Stated problem:
Draw out every line with the word "subtitle" from the listing below.

Data in this exercise:
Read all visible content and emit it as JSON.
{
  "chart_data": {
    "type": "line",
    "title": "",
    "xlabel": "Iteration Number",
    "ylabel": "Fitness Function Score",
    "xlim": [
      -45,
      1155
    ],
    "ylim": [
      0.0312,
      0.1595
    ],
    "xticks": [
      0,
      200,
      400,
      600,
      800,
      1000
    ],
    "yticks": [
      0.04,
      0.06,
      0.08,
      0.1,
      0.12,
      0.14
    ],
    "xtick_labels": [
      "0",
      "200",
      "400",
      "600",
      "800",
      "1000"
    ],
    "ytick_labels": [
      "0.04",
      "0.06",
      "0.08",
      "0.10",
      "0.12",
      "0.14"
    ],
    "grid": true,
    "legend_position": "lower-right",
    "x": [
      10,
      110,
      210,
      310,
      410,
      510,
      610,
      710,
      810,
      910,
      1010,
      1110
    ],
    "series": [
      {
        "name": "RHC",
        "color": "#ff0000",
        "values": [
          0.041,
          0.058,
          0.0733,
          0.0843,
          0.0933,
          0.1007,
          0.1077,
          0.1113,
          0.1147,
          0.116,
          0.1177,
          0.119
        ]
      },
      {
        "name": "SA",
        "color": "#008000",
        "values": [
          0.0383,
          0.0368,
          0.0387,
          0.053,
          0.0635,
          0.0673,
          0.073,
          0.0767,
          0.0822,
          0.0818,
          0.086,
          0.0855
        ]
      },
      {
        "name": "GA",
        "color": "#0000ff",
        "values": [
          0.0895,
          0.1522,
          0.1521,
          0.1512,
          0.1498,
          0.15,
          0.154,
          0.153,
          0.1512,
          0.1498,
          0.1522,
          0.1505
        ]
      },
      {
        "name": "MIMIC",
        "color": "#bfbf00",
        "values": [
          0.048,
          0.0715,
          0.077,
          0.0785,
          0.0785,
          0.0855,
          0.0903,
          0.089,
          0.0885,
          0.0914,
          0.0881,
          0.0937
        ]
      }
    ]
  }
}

* * *

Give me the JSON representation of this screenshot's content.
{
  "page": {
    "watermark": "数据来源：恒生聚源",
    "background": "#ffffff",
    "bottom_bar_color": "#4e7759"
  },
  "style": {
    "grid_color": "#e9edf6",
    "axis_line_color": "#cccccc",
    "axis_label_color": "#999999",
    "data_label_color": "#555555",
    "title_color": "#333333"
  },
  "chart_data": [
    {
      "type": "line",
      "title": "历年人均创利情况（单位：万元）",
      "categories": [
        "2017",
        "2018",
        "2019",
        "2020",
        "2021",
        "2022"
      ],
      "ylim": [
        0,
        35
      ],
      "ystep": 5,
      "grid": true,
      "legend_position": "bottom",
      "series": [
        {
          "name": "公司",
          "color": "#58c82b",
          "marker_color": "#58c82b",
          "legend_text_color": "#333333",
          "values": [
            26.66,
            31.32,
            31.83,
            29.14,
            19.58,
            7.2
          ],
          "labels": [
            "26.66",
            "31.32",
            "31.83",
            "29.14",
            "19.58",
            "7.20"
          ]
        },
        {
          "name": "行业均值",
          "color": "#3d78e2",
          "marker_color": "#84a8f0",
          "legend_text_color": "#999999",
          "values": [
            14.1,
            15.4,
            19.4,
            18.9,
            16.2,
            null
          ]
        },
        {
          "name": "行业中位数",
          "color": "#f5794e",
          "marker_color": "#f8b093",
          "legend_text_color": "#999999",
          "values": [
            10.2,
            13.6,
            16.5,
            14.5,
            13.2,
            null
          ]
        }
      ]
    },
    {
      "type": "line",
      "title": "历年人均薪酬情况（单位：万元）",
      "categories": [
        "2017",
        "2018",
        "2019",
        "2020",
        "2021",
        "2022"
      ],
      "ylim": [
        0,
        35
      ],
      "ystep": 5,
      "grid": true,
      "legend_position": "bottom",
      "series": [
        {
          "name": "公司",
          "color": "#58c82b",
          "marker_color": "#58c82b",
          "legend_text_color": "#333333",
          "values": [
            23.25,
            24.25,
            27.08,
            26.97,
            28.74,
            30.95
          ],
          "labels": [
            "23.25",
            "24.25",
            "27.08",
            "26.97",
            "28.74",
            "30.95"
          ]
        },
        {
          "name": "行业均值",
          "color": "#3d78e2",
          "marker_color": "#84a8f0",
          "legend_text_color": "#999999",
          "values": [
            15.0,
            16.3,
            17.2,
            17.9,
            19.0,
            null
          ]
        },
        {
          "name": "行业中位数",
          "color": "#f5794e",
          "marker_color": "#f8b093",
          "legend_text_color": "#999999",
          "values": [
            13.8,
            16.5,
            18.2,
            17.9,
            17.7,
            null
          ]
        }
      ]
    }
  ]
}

* * *

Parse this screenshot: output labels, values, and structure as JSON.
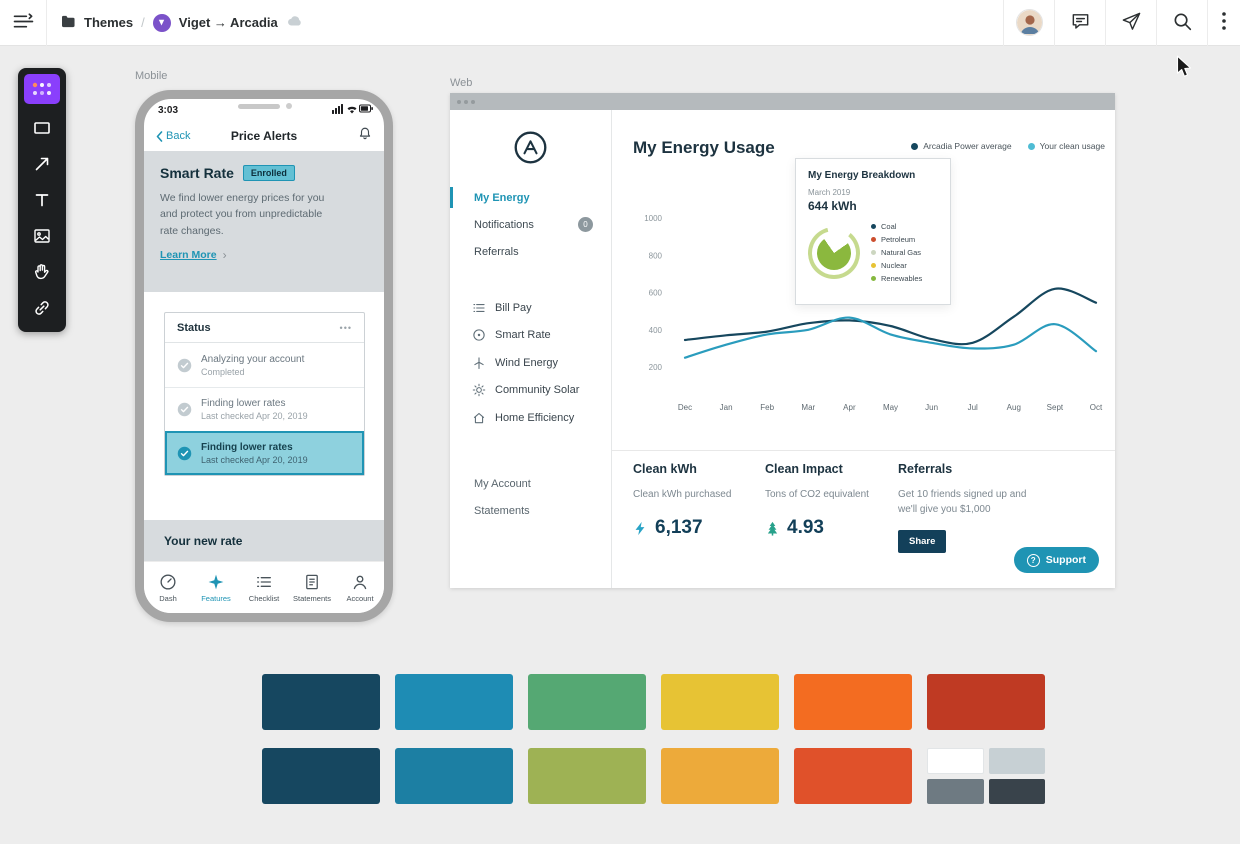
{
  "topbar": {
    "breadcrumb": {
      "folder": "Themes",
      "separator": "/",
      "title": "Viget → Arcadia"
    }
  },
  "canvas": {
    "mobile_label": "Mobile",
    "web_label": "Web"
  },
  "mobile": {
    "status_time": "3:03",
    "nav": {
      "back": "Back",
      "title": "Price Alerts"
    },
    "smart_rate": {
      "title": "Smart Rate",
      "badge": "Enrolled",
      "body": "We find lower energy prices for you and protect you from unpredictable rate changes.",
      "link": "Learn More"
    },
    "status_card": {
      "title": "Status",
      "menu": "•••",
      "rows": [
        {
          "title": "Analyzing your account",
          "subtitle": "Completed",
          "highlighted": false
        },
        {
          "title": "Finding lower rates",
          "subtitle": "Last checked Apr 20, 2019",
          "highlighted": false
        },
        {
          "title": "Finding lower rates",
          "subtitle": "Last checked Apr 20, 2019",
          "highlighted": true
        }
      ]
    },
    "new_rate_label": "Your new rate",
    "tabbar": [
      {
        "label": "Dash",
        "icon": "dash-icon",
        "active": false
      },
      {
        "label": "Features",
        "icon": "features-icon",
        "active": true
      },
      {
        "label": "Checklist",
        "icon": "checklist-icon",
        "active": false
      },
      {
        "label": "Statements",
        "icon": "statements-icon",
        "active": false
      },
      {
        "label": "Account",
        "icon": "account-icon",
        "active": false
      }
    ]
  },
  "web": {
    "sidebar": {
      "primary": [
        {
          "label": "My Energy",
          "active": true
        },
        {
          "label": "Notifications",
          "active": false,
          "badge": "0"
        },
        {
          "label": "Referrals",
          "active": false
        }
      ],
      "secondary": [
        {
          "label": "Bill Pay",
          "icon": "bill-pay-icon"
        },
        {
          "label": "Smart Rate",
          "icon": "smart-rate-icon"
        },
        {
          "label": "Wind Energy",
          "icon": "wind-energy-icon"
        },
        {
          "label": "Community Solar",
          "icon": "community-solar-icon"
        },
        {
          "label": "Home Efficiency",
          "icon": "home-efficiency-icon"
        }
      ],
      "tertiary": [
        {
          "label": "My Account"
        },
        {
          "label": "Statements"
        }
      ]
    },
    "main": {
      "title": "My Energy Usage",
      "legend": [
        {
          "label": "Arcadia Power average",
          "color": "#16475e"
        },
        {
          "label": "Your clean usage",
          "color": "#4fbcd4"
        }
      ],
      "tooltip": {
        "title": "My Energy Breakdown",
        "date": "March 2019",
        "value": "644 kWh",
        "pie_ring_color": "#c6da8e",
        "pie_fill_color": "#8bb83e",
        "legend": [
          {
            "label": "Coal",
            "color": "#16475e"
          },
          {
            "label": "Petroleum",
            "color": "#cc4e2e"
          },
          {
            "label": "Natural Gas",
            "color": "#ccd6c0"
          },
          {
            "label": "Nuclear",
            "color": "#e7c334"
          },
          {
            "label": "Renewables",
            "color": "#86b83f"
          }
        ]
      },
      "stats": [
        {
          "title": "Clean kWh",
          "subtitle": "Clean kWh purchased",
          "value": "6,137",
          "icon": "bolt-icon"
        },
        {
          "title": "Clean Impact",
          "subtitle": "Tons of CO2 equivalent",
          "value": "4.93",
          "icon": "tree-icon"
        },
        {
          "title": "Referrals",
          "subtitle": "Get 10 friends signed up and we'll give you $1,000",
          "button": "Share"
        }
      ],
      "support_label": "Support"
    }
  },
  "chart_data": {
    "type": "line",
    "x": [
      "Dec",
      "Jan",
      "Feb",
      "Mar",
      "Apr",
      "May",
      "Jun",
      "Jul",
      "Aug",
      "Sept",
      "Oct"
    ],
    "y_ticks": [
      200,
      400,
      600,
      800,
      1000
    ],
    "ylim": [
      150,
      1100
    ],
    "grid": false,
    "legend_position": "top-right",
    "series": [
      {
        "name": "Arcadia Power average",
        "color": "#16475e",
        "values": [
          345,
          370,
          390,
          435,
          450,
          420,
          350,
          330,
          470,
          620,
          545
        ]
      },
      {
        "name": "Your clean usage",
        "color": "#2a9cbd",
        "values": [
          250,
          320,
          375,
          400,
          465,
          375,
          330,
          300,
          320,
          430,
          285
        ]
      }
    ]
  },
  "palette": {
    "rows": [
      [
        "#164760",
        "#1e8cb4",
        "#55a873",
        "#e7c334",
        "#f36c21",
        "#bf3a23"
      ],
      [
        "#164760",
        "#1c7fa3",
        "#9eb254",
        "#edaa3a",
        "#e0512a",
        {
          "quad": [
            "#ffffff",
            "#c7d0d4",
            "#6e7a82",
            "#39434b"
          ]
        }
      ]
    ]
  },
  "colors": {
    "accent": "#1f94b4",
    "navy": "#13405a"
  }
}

Problem solution:
          "subtitle": "Completed",
          "subtitle": "Last checked Apr 20, 2019",
          "subtitle": "Last checked Apr 20, 2019",
          "subtitle": "Clean kWh purchased",
          "subtitle": "Tons of CO2 equivalent",
          "subtitle": "Get 10 friends signed up and we'll give you $1,000",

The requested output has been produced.